Required task :: Where a line in the listing contains the string "vein", copy that line out.

Records ::
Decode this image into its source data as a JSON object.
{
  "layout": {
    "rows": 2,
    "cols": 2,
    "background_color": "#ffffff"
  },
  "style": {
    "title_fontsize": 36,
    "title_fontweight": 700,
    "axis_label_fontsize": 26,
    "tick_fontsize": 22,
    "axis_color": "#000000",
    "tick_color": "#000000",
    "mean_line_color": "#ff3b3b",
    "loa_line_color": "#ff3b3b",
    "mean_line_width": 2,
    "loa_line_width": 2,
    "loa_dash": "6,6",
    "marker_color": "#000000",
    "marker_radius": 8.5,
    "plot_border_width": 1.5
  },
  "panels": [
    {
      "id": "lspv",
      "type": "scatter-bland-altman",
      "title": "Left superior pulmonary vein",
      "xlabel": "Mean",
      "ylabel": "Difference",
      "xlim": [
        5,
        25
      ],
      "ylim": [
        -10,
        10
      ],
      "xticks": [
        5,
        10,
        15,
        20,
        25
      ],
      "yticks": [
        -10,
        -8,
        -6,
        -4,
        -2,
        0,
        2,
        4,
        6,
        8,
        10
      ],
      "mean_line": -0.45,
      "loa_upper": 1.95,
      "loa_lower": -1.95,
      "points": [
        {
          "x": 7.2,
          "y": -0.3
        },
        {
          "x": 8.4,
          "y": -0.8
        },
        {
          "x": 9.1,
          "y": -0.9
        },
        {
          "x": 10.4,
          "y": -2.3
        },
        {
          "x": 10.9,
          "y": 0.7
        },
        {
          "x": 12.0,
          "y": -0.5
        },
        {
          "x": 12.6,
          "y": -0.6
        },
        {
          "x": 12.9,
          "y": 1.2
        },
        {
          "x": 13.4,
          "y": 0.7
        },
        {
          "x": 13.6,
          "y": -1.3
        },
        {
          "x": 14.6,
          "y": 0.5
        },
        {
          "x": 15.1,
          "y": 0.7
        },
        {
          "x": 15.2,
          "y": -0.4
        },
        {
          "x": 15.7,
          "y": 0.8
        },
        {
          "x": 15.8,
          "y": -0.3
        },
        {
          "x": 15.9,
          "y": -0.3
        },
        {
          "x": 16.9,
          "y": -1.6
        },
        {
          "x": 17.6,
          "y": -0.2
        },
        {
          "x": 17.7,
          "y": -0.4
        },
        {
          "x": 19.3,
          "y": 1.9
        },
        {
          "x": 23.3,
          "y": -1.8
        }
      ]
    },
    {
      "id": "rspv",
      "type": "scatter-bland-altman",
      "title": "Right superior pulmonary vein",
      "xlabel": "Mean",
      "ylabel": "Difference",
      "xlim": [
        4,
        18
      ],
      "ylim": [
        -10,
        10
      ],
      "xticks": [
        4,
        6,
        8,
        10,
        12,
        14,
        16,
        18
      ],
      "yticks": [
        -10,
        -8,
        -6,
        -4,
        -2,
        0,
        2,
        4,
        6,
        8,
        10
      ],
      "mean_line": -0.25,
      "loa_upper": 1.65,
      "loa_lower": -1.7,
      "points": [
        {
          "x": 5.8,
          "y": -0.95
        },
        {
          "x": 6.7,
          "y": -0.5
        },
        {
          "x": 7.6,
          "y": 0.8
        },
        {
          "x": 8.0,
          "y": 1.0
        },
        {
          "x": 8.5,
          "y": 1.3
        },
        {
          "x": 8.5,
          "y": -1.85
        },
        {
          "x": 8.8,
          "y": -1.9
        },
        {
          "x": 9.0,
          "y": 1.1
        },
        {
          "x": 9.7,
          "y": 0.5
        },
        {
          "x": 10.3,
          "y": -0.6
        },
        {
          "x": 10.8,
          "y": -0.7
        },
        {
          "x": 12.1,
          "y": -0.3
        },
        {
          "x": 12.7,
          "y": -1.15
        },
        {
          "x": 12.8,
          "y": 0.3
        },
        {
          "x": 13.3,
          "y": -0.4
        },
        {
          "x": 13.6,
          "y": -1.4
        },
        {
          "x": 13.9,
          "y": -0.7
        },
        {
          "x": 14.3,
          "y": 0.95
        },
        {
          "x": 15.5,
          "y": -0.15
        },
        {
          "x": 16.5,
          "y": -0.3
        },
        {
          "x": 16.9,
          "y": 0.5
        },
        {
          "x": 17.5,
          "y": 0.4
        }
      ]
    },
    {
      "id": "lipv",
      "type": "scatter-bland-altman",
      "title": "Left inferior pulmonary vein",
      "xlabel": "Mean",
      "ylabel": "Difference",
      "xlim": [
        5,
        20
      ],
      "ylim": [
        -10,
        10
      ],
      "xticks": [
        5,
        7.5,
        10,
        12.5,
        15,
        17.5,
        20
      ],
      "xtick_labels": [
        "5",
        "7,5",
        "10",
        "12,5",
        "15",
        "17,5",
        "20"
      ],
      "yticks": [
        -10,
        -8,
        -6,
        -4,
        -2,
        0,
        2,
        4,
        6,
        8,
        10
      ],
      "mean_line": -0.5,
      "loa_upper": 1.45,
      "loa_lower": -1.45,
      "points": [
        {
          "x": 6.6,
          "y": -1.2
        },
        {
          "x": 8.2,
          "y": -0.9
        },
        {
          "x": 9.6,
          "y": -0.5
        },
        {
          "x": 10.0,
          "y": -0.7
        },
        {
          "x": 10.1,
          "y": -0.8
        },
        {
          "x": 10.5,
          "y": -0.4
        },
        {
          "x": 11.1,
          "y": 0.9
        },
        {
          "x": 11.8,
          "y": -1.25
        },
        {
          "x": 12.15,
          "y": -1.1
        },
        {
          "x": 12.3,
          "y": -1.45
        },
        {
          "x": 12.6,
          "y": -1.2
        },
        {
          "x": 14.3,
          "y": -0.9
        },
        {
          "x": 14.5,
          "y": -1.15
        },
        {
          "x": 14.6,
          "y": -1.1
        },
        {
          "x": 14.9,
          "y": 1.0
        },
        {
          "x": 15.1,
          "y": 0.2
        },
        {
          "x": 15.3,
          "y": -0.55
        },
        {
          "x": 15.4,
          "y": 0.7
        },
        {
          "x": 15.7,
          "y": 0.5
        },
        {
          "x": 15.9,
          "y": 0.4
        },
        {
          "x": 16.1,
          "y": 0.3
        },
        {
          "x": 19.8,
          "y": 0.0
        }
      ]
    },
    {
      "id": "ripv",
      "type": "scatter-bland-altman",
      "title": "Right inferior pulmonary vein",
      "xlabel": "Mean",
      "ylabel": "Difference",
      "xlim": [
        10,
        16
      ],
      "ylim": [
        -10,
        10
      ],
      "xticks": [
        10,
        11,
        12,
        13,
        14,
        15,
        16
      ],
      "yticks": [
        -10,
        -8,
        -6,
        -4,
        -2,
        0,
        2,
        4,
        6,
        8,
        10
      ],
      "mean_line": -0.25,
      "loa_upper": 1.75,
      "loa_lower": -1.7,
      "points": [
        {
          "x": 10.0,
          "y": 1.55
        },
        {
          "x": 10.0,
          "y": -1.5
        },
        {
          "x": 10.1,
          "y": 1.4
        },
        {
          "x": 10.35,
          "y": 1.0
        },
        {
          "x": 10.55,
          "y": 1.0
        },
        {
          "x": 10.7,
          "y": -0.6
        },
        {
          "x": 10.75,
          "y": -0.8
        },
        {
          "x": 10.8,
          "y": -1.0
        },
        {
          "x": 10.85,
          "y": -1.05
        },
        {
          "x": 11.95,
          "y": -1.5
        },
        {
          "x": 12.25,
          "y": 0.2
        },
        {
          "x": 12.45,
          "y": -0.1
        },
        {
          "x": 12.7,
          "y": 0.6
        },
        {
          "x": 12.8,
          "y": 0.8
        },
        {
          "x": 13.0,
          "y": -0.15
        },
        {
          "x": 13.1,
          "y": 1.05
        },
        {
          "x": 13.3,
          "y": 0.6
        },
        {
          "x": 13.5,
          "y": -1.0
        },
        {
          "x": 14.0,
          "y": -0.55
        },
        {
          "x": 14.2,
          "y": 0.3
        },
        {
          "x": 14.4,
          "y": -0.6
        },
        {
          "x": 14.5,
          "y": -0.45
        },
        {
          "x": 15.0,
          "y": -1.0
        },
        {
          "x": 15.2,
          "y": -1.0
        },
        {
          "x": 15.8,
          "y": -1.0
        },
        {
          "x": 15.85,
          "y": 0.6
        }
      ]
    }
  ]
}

The output ::
      "title": "Left superior pulmonary vein",
      "title": "Right superior pulmonary vein",
      "title": "Left inferior pulmonary vein",
      "title": "Right inferior pulmonary vein",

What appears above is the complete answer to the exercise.